• [WHAT YOU NEED TO DO] Exactly repeat the full listing that follows.
** start RECORD EXCERPTS **
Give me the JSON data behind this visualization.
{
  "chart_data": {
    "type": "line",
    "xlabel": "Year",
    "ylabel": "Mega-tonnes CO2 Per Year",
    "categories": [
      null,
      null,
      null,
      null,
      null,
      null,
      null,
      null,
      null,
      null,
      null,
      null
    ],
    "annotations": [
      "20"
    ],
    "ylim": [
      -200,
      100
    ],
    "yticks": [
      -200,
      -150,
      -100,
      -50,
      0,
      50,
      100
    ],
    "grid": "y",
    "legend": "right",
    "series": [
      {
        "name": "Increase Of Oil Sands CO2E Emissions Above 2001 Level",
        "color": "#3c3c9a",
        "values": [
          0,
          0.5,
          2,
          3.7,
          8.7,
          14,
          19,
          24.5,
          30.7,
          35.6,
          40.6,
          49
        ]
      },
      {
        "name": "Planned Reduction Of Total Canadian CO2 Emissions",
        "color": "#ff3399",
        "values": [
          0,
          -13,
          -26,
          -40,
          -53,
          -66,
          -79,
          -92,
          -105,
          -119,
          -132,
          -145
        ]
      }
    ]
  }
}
** end RECORD EXCERPTS **
• [RESULT FOR THIS EXERCISE]
Give me the JSON data behind this visualization.
{
  "chart_data": {
    "type": "line",
    "xlabel": "Year",
    "ylabel": "Mega-tonnes CO2 Per Year",
    "categories": [
      null,
      null,
      null,
      null,
      null,
      null,
      null,
      null,
      null,
      null,
      null,
      null
    ],
    "annotations": [
      "20"
    ],
    "ylim": [
      -200,
      100
    ],
    "yticks": [
      -200,
      -150,
      -100,
      -50,
      0,
      50,
      100
    ],
    "grid": "y",
    "legend": "right",
    "series": [
      {
        "name": "Increase Of Oil Sands CO2E Emissions Above 2001 Level",
        "color": "#3c3c9a",
        "values": [
          0,
          0.5,
          2,
          3.7,
          8.7,
          14,
          19,
          24.5,
          30.7,
          35.6,
          40.6,
          49
        ]
      },
      {
        "name": "Planned Reduction Of Total Canadian CO2 Emissions",
        "color": "#ff3399",
        "values": [
          0,
          -13,
          -26,
          -40,
          -53,
          -66,
          -79,
          -92,
          -105,
          -119,
          -132,
          -145
        ]
      }
    ]
  }
}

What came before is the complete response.